- [Exercise goal]: Where a line holds the string "this", return that line.

- [Excerpted data]:
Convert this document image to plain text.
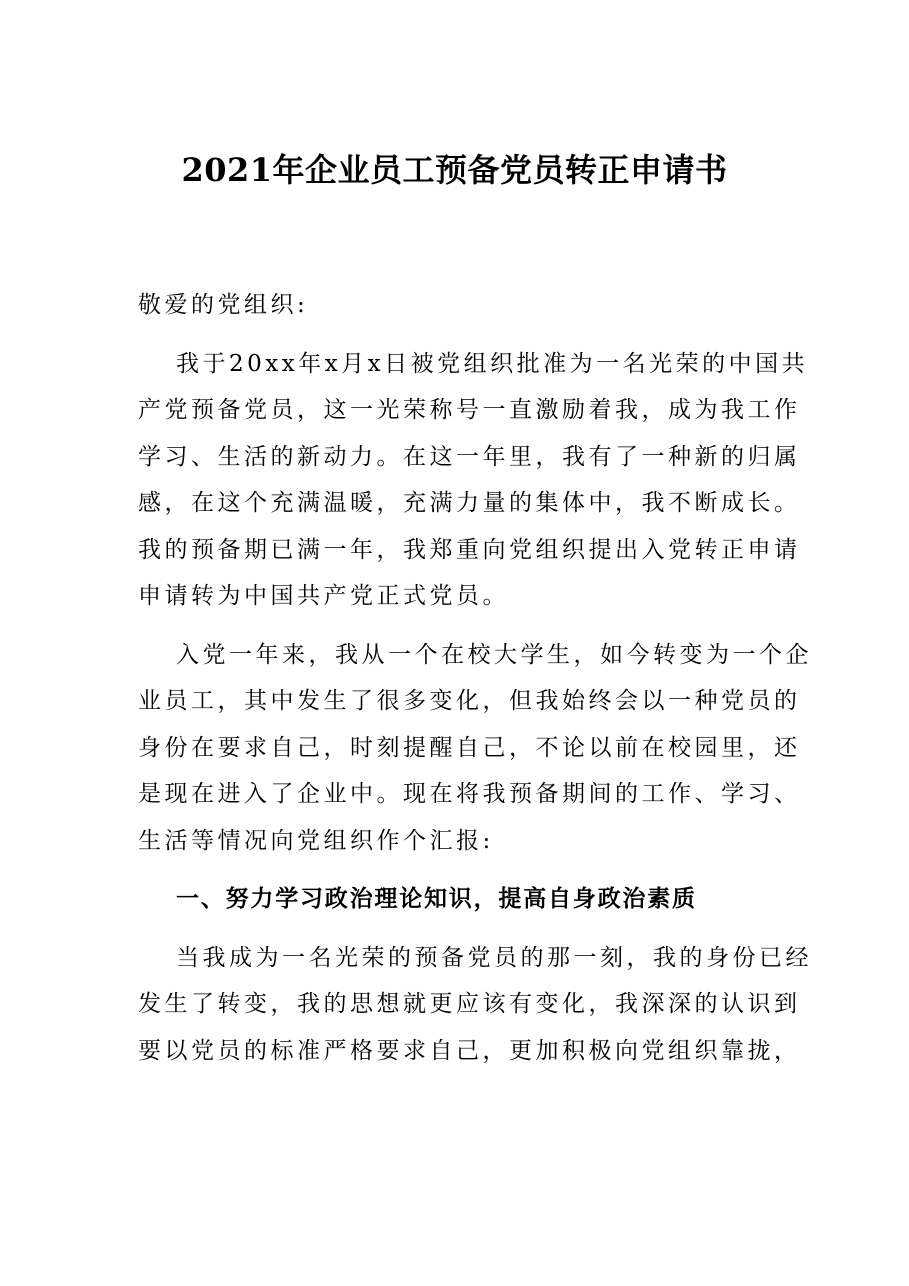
2021年企业员工预备党员转正申请书

敬爱的党组织:

我于20xx年x月x日被党组织批准为一名光荣的中国共
产党预备党员，这一光荣称号一直激励着我，成为我工作
学习、生活的新动力。在这一年里，我有了一种新的归属
感，在这个充满温暖，充满力量的集体中，我不断成长。
我的预备期已满一年，我郑重向党组织提出入党转正申请
申请转为中国共产党正式党员。

入党一年来，我从一个在校大学生，如今转变为一个企
业员工，其中发生了很多变化，但我始终会以一种党员的
身份在要求自己，时刻提醒自己，不论以前在校园里，还
是现在进入了企业中。现在将我预备期间的工作、学习、
生活等情况向党组织作个汇报:

一、努力学习政治理论知识，提高自身政治素质

当我成为一名光荣的预备党员的那一刻，我的身份已经
发生了转变，我的思想就更应该有变化，我深深的认识到
要以党员的标准严格要求自己，更加积极向党组织靠拢，
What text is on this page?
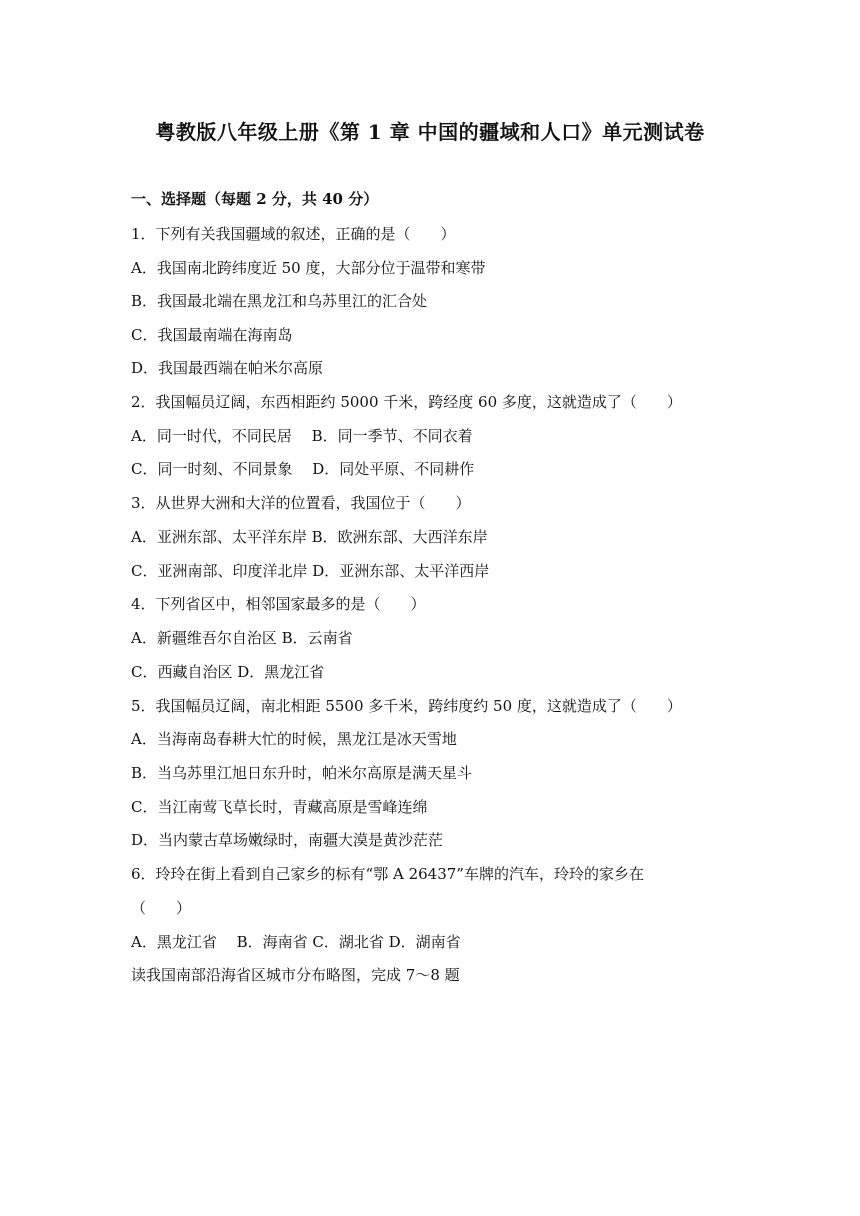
粤教版八年级上册《第 1 章 中国的疆域和人口》单元测试卷
一、选择题（每题 2 分，共 40 分）
1．下列有关我国疆域的叙述，正确的是（　　）
A．我国南北跨纬度近 50 度，大部分位于温带和寒带
B．我国最北端在黑龙江和乌苏里江的汇合处
C．我国最南端在海南岛
D．我国最西端在帕米尔高原
2．我国幅员辽阔，东西相距约 5000 千米，跨经度 60 多度，这就造成了（　　）
A．同一时代，不同民居　 B．同一季节、不同衣着
C．同一时刻、不同景象　 D．同处平原、不同耕作
3．从世界大洲和大洋的位置看，我国位于（　　）
A．亚洲东部、太平洋东岸 B．欧洲东部、大西洋东岸
C．亚洲南部、印度洋北岸 D．亚洲东部、太平洋西岸
4．下列省区中，相邻国家最多的是（　　）
A．新疆维吾尔自治区 B．云南省
C．西藏自治区 D．黑龙江省
5．我国幅员辽阔，南北相距 5500 多千米，跨纬度约 50 度，这就造成了（　　）
A．当海南岛春耕大忙的时候，黑龙江是冰天雪地
B．当乌苏里江旭日东升时，帕米尔高原是满天星斗
C．当江南莺飞草长时，青藏高原是雪峰连绵
D．当内蒙古草场嫩绿时，南疆大漠是黄沙茫茫
6．玲玲在街上看到自己家乡的标有“鄂 A 26437”车牌的汽车，玲玲的家乡在
（　　）
A．黑龙江省　 B．海南省 C．湖北省 D．湖南省
读我国南部沿海省区城市分布略图，完成 7～8 题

- [Response]:
Convert this document image to plain text.
What text is on this page?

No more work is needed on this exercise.